## TO BE DONE
Give every line again exactly as it appears, please, but not the pictures.

--------------------------------

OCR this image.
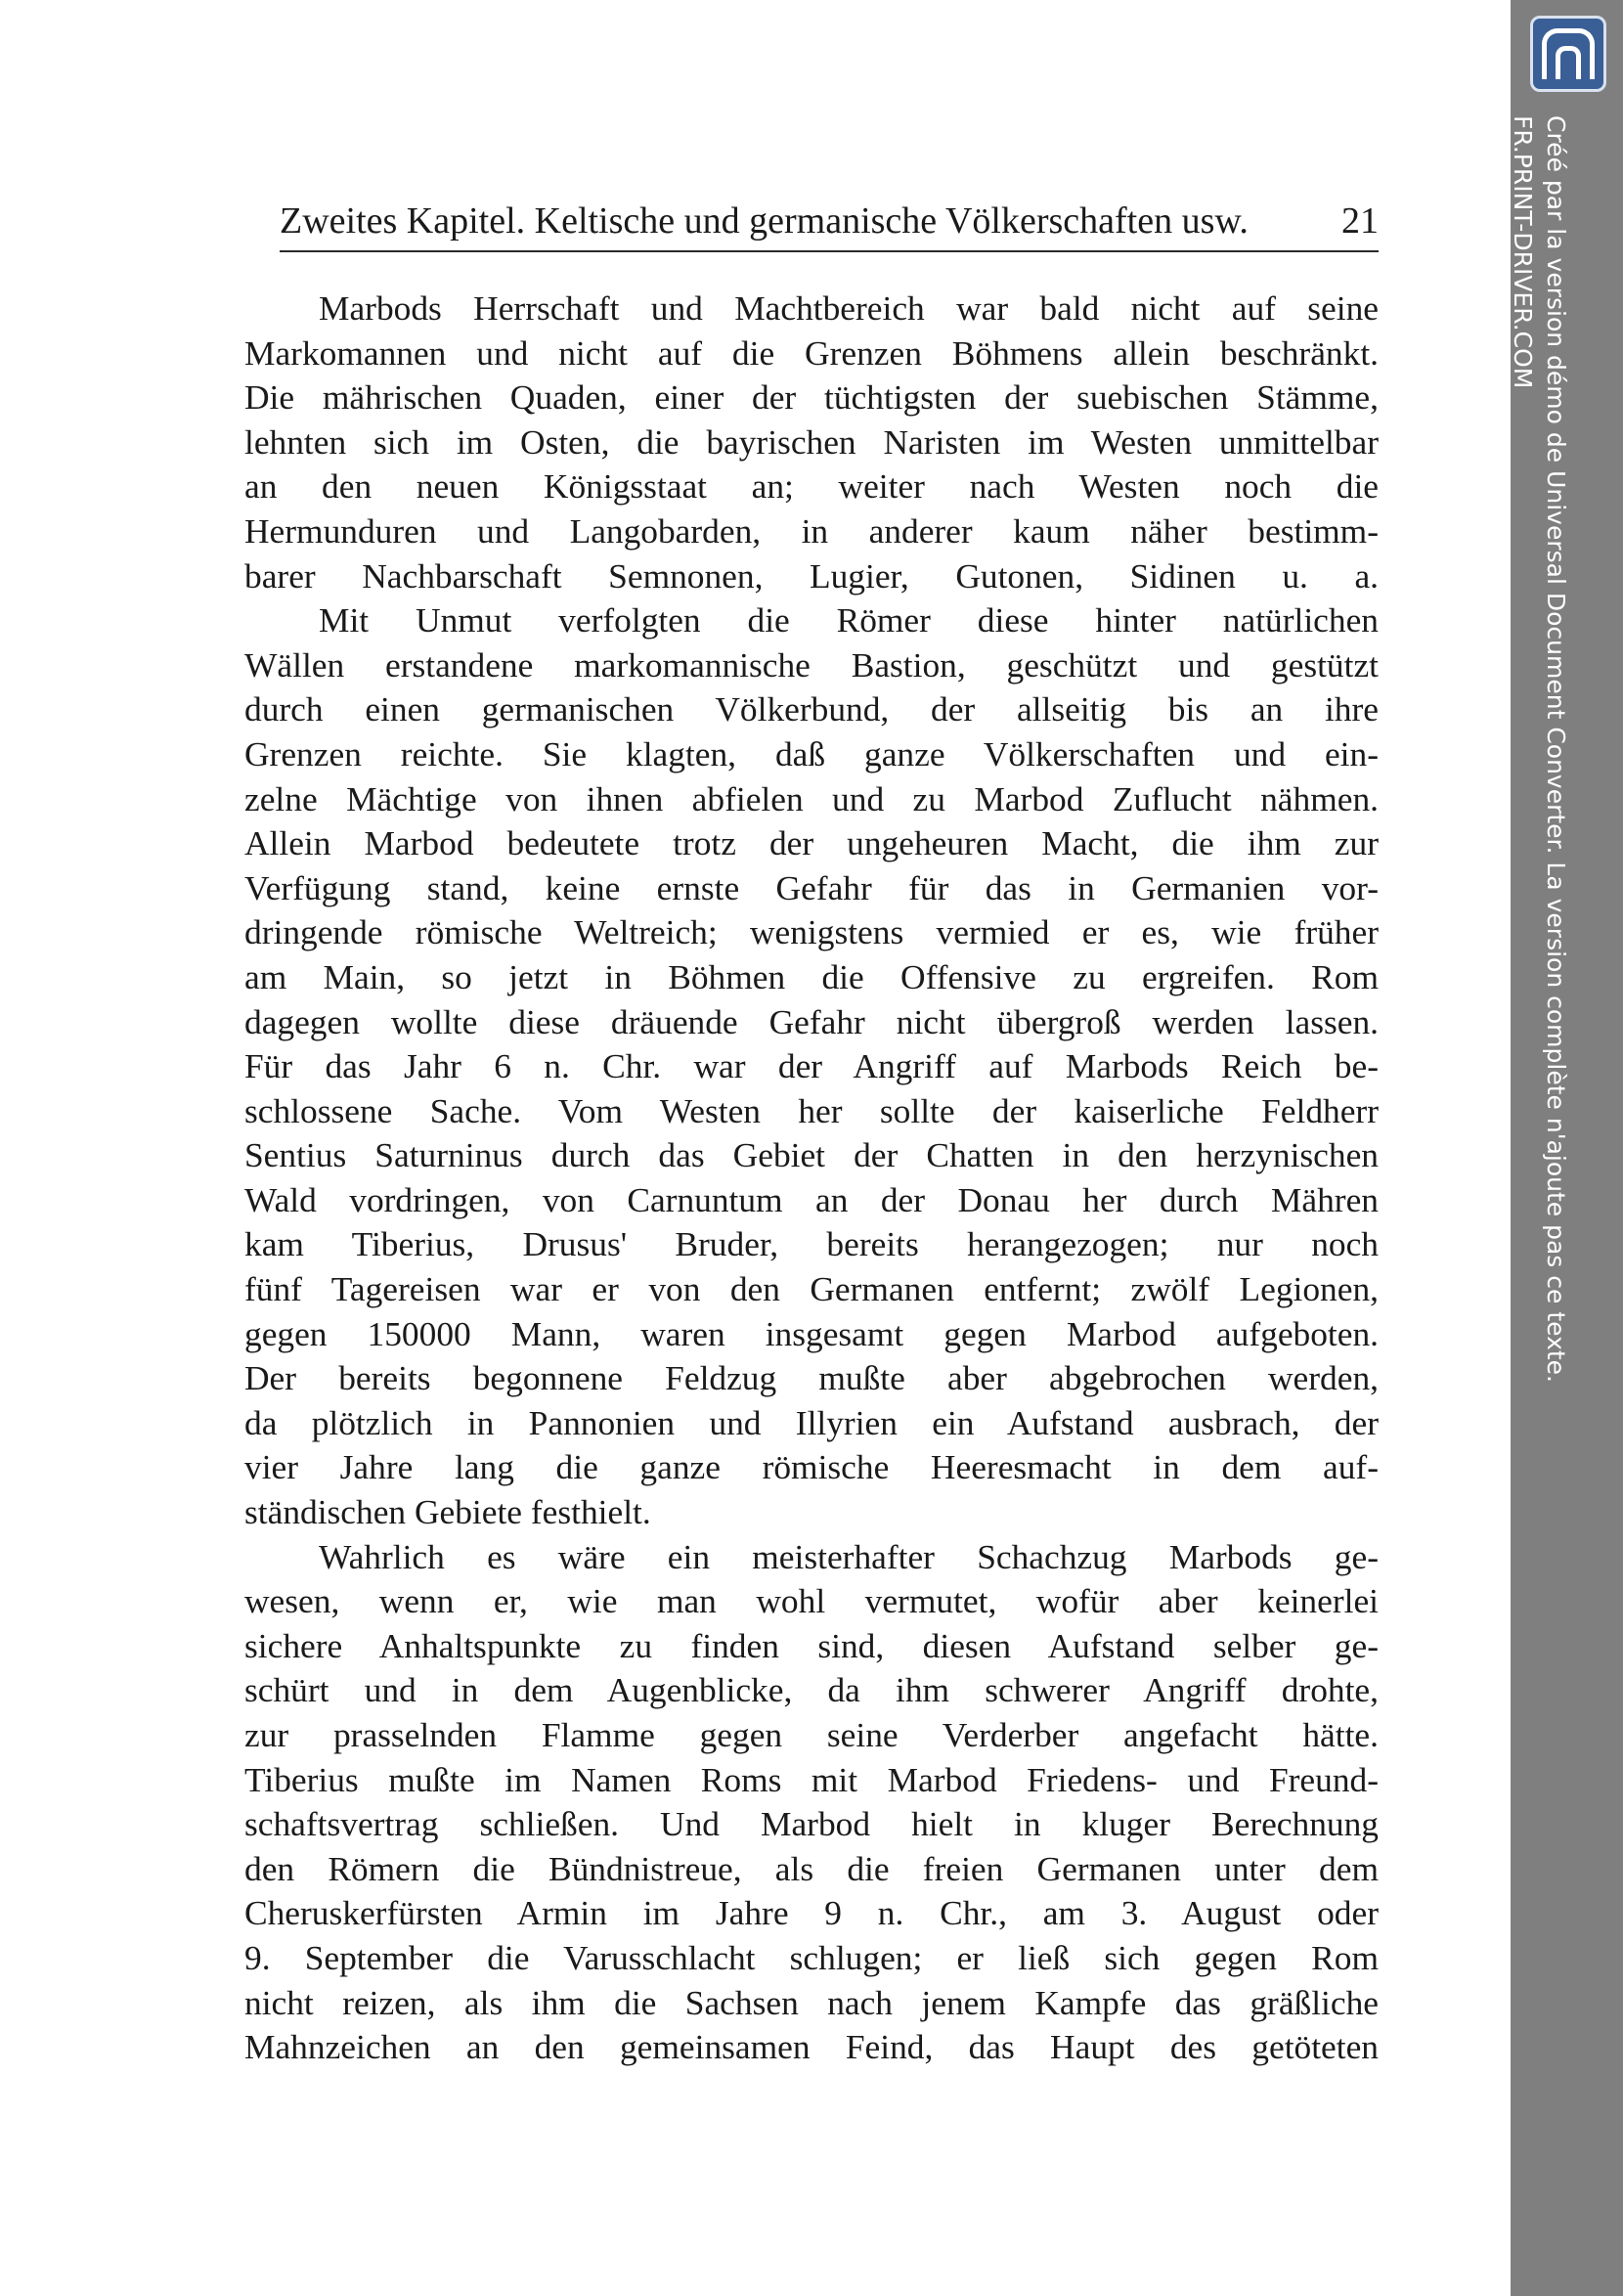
Zweites Kapitel. Keltische und germanische Völkerschaften usw.	21
Marbods Herrschaft und Machtbereich war bald nicht auf seine
Markomannen und nicht auf die Grenzen Böhmens allein beschränkt.
Die mährischen Quaden, einer der tüchtigsten der suebischen Stämme,
lehnten sich im Osten, die bayrischen Naristen im Westen unmittelbar
an den neuen Königsstaat an; weiter nach Westen noch die
Hermunduren und Langobarden, in anderer kaum näher bestimm-
barer Nachbarschaft Semnonen, Lugier, Gutonen, Sidinen u. a.
Mit Unmut verfolgten die Römer diese hinter natürlichen
Wällen erstandene markomannische Bastion, geschützt und gestützt
durch einen germanischen Völkerbund, der allseitig bis an ihre
Grenzen reichte. Sie klagten, daß ganze Völkerschaften und ein-
zelne Mächtige von ihnen abfielen und zu Marbod Zuflucht nähmen.
Allein Marbod bedeutete trotz der ungeheuren Macht, die ihm zur
Verfügung stand, keine ernste Gefahr für das in Germanien vor-
dringende römische Weltreich; wenigstens vermied er es, wie früher
am Main, so jetzt in Böhmen die Offensive zu ergreifen. Rom
dagegen wollte diese dräuende Gefahr nicht übergroß werden lassen.
Für das Jahr 6 n. Chr. war der Angriff auf Marbods Reich be-
schlossene Sache. Vom Westen her sollte der kaiserliche Feldherr
Sentius Saturninus durch das Gebiet der Chatten in den herzynischen
Wald vordringen, von Carnuntum an der Donau her durch Mähren
kam Tiberius, Drusus' Bruder, bereits herangezogen; nur noch
fünf Tagereisen war er von den Germanen entfernt; zwölf Legionen,
gegen 150000 Mann, waren insgesamt gegen Marbod aufgeboten.
Der bereits begonnene Feldzug mußte aber abgebrochen werden,
da plötzlich in Pannonien und Illyrien ein Aufstand ausbrach, der
vier Jahre lang die ganze römische Heeresmacht in dem auf-
ständischen Gebiete festhielt.
Wahrlich es wäre ein meisterhafter Schachzug Marbods ge-
wesen, wenn er, wie man wohl vermutet, wofür aber keinerlei
sichere Anhaltspunkte zu finden sind, diesen Aufstand selber ge-
schürt und in dem Augenblicke, da ihm schwerer Angriff drohte,
zur prasselnden Flamme gegen seine Verderber angefacht hätte.
Tiberius mußte im Namen Roms mit Marbod Friedens- und Freund-
schaftsvertrag schließen. Und Marbod hielt in kluger Berechnung
den Römern die Bündnistreue, als die freien Germanen unter dem
Cheruskerfürsten Armin im Jahre 9 n. Chr., am 3. August oder
9. September die Varusschlacht schlugen; er ließ sich gegen Rom
nicht reizen, als ihm die Sachsen nach jenem Kampfe das gräßliche
Mahnzeichen an den gemeinsamen Feind, das Haupt des getöteten
Créé par la version démo de Universal Document Converter. La version complète n'ajoute pas ce texte.
FR.PRINT-DRIVER.COM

--------------------------------

## RIGHT ANSWER
OCR this image.
Zweites Kapitel. Keltische und germanische Völkerschaften usw.	21
Marbods Herrschaft und Machtbereich war bald nicht auf seine
Markomannen und nicht auf die Grenzen Böhmens allein beschränkt.
Die mährischen Quaden, einer der tüchtigsten der suebischen Stämme,
lehnten sich im Osten, die bayrischen Naristen im Westen unmittelbar
an den neuen Königsstaat an; weiter nach Westen noch die
Hermunduren und Langobarden, in anderer kaum näher bestimm-
barer Nachbarschaft Semnonen, Lugier, Gutonen, Sidinen u. a.
Mit Unmut verfolgten die Römer diese hinter natürlichen
Wällen erstandene markomannische Bastion, geschützt und gestützt
durch einen germanischen Völkerbund, der allseitig bis an ihre
Grenzen reichte. Sie klagten, daß ganze Völkerschaften und ein-
zelne Mächtige von ihnen abfielen und zu Marbod Zuflucht nähmen.
Allein Marbod bedeutete trotz der ungeheuren Macht, die ihm zur
Verfügung stand, keine ernste Gefahr für das in Germanien vor-
dringende römische Weltreich; wenigstens vermied er es, wie früher
am Main, so jetzt in Böhmen die Offensive zu ergreifen. Rom
dagegen wollte diese dräuende Gefahr nicht übergroß werden lassen.
Für das Jahr 6 n. Chr. war der Angriff auf Marbods Reich be-
schlossene Sache. Vom Westen her sollte der kaiserliche Feldherr
Sentius Saturninus durch das Gebiet der Chatten in den herzynischen
Wald vordringen, von Carnuntum an der Donau her durch Mähren
kam Tiberius, Drusus' Bruder, bereits herangezogen; nur noch
fünf Tagereisen war er von den Germanen entfernt; zwölf Legionen,
gegen 150000 Mann, waren insgesamt gegen Marbod aufgeboten.
Der bereits begonnene Feldzug mußte aber abgebrochen werden,
da plötzlich in Pannonien und Illyrien ein Aufstand ausbrach, der
vier Jahre lang die ganze römische Heeresmacht in dem auf-
ständischen Gebiete festhielt.
Wahrlich es wäre ein meisterhafter Schachzug Marbods ge-
wesen, wenn er, wie man wohl vermutet, wofür aber keinerlei
sichere Anhaltspunkte zu finden sind, diesen Aufstand selber ge-
schürt und in dem Augenblicke, da ihm schwerer Angriff drohte,
zur prasselnden Flamme gegen seine Verderber angefacht hätte.
Tiberius mußte im Namen Roms mit Marbod Friedens- und Freund-
schaftsvertrag schließen. Und Marbod hielt in kluger Berechnung
den Römern die Bündnistreue, als die freien Germanen unter dem
Cheruskerfürsten Armin im Jahre 9 n. Chr., am 3. August oder
9. September die Varusschlacht schlugen; er ließ sich gegen Rom
nicht reizen, als ihm die Sachsen nach jenem Kampfe das gräßliche
Mahnzeichen an den gemeinsamen Feind, das Haupt des getöteten
Créé par la version démo de Universal Document Converter. La version complète n'ajoute pas ce texte.
FR.PRINT-DRIVER.COM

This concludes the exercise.